SHORT TASK: Copy the data exactly as it appears, and do not include any pictures.

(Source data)
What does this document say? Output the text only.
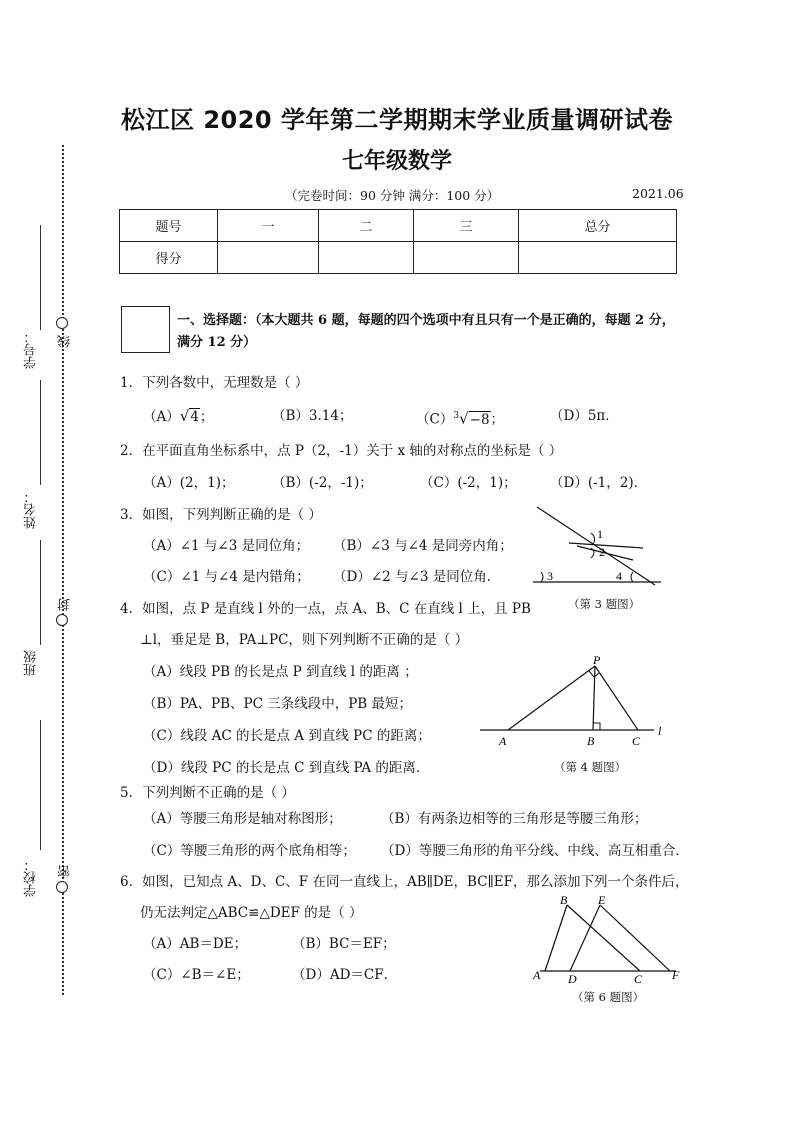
学号：
姓名：
班级
学校：
线
封
密
松江区 2020 学年第二学期期末学业质量调研试卷
七年级数学
（完卷时间：90 分钟 满分：100 分）	2021.06
题号	一	二	三	总分
得分				
一、选择题：（本大题共 6 题，每题的四个选项中有且只有一个是正确的，每题 2 分，满分 12 分）
1．下列各数中，无理数是（ ）
（A）√4；	（B）3.14；	$(C)^3√-8$；	（D）5π．
2．在平面直角坐标系中，点 P（2，-1）关于 x 轴的对称点的坐标是（ ）
（A）(2，1)；	（B）(-2，-1)；	（C）(-2，1)； （D）(-1，2)．
3．如图，下列判断正确的是（ ）
（A）∠1 与∠3 是同位角； （B）∠3 与∠4 是同旁内角；
（C）∠1 与∠4 是内错角； （D）∠2 与∠3 是同位角．
1
2
3	4
（第 3 题图）
4．如图，点 P 是直线 l 外的一点，点 A、B、C 在直线 l 上，且 PB
⊥l，垂足是 B，PA⊥PC，则下列判断不正确的是（ ）
（A）线段 PB 的长是点 P 到直线 l 的距离 ；
（B）PA、PB、PC 三条线段中，PB 最短；
（C）线段 AC 的长是点 A 到直线 PC 的距离；
（D）线段 PC 的长是点 C 到直线 PA 的距离．
P
A	B	C
l
（第 4 题图）
5．下列判断不正确的是（ ）
（A）等腰三角形是轴对称图形；	（B）有两条边相等的三角形是等腰三角形；
（C）等腰三角形的两个底角相等； （D）等腰三角形的角平分线、中线、高互相重合．
6．如图，已知点 A、D、C、F 在同一直线上，AB∥DE，BC∥EF，那么添加下列一个条件后，
仍无法判定△ABC≌△DEF 的是（ ）
（A）AB＝DE；	（B）BC＝EF；
（C）∠B＝∠E；	（D）AD＝CF．
B	E
A D	C F
（第 6 题图）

SOLUTION TO THE PROBLEM:
What does this document say? Output the text only.
学号：
姓名：
班级
学校：
线
封
密
松江区 2020 学年第二学期期末学业质量调研试卷
七年级数学
（完卷时间：90 分钟 满分：100 分）	2021.06
题号	一	二	三	总分
得分				
一、选择题：（本大题共 6 题，每题的四个选项中有且只有一个是正确的，每题 2 分，满分 12 分）
1．下列各数中，无理数是（ ）
（A）√4；	（B）3.14；	$(C)^3√-8$；	（D）5π．
2．在平面直角坐标系中，点 P（2，-1）关于 x 轴的对称点的坐标是（ ）
（A）(2，1)；	（B）(-2，-1)；	（C）(-2，1)； （D）(-1，2)．
3．如图，下列判断正确的是（ ）
（A）∠1 与∠3 是同位角； （B）∠3 与∠4 是同旁内角；
（C）∠1 与∠4 是内错角； （D）∠2 与∠3 是同位角．
1
2
3	4
（第 3 题图）
4．如图，点 P 是直线 l 外的一点，点 A、B、C 在直线 l 上，且 PB
⊥l，垂足是 B，PA⊥PC，则下列判断不正确的是（ ）
（A）线段 PB 的长是点 P 到直线 l 的距离 ；
（B）PA、PB、PC 三条线段中，PB 最短；
（C）线段 AC 的长是点 A 到直线 PC 的距离；
（D）线段 PC 的长是点 C 到直线 PA 的距离．
P
A	B	C
l
（第 4 题图）
5．下列判断不正确的是（ ）
（A）等腰三角形是轴对称图形；	（B）有两条边相等的三角形是等腰三角形；
（C）等腰三角形的两个底角相等； （D）等腰三角形的角平分线、中线、高互相重合．
6．如图，已知点 A、D、C、F 在同一直线上，AB∥DE，BC∥EF，那么添加下列一个条件后，
仍无法判定△ABC≌△DEF 的是（ ）
（A）AB＝DE；	（B）BC＝EF；
（C）∠B＝∠E；	（D）AD＝CF．
B	E
A D	C F
（第 6 题图）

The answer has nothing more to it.